--- Begin ---
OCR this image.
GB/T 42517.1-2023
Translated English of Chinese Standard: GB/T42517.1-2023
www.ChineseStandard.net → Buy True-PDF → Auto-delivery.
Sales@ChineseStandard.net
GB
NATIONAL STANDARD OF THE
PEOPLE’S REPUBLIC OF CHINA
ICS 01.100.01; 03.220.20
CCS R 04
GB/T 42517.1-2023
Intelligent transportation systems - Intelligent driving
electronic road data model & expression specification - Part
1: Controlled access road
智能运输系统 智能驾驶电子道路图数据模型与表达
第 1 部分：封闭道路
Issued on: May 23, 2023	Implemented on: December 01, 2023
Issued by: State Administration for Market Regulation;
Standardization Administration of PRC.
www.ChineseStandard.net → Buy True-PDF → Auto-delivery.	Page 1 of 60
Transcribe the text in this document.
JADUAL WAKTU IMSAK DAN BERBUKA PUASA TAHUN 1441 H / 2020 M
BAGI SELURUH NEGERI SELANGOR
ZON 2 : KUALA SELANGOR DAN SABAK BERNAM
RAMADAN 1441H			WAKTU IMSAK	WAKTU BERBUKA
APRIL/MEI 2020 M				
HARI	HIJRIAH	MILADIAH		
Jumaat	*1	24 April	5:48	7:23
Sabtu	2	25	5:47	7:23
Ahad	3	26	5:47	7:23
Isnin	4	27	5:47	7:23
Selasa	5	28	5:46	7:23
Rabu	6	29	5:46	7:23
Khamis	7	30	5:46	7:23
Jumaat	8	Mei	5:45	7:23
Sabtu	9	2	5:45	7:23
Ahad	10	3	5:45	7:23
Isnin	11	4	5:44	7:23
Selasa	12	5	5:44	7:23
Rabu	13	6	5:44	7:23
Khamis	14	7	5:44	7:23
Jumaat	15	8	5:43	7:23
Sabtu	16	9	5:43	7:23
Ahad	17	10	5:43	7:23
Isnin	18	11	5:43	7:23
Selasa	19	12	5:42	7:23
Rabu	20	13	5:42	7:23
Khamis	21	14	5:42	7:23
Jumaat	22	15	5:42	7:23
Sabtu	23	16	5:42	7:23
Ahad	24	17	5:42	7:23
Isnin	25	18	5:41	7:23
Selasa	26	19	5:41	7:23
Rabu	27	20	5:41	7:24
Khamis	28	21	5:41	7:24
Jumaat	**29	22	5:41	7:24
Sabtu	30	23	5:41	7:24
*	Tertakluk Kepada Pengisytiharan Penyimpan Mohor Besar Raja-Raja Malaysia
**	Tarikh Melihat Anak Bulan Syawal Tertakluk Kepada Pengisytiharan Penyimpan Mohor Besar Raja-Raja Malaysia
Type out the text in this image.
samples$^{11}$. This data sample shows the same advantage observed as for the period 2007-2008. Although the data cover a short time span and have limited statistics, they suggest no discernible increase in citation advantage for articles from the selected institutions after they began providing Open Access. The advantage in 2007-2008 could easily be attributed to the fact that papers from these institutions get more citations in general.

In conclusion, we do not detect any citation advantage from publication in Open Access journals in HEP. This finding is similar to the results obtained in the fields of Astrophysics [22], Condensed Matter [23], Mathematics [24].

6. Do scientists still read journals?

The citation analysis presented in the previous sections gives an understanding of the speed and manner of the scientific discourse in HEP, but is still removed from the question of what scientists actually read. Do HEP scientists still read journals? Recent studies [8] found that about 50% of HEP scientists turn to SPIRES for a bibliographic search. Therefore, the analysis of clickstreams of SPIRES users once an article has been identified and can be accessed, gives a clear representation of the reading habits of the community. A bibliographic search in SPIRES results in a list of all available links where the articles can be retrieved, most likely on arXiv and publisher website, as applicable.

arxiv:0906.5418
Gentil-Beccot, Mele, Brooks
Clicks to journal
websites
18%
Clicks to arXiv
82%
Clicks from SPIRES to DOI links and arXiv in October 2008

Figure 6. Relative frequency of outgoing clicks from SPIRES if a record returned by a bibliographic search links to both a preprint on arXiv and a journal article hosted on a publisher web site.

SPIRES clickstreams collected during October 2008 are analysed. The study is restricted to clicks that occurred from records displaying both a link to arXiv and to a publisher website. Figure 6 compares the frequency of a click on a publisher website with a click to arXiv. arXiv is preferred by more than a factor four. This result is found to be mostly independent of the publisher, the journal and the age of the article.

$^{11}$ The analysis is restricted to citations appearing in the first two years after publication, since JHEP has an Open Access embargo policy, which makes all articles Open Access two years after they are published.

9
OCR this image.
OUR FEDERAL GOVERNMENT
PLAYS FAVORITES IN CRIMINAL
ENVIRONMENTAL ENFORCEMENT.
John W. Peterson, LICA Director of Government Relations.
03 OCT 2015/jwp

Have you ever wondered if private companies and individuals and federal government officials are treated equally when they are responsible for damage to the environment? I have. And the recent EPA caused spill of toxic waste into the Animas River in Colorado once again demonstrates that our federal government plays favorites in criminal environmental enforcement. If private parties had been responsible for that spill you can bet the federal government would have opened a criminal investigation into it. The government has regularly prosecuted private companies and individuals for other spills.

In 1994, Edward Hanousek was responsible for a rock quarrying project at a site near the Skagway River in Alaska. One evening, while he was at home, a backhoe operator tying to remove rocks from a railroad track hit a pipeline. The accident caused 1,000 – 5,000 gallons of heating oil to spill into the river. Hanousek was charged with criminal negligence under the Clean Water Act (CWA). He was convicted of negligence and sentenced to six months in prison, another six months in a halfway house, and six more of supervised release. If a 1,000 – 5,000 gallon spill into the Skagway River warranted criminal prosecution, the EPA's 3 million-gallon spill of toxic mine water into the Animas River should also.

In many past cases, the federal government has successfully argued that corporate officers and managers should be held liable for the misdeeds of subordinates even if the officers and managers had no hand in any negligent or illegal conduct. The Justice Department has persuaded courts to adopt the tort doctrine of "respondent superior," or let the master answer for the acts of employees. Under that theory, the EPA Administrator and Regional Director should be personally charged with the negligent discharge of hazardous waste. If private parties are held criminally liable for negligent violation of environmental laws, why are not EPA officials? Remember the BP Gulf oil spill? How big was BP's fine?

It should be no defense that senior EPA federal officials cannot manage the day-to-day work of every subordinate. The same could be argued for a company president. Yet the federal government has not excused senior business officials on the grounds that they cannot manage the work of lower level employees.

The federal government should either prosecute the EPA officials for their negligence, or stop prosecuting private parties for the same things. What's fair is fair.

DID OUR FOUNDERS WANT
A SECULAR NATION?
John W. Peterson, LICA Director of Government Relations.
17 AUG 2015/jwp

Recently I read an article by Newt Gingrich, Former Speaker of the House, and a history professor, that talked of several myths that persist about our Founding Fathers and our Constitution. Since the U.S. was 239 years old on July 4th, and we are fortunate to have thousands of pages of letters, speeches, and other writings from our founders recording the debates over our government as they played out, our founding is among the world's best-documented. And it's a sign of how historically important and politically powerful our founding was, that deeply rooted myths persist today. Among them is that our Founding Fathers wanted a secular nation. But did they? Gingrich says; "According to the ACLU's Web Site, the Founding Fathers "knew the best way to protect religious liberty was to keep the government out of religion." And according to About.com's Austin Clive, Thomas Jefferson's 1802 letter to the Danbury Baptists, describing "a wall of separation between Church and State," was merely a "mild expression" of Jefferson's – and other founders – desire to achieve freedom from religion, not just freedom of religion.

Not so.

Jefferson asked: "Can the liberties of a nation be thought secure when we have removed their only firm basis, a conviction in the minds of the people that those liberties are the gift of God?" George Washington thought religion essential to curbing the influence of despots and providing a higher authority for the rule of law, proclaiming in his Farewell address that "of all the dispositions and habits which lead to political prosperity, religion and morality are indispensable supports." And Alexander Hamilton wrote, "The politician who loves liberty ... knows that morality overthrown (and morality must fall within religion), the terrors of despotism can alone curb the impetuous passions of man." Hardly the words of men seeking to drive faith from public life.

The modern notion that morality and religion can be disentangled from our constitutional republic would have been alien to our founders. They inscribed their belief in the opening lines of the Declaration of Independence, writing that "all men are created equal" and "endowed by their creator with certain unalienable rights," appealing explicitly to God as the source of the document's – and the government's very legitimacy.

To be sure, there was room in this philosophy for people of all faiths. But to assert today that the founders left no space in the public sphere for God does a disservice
--- End ---
◆ **Requirements**: Count how many lines include the string "Jumaat". Nothing but the number is needed.

◆ **Completed task**: 5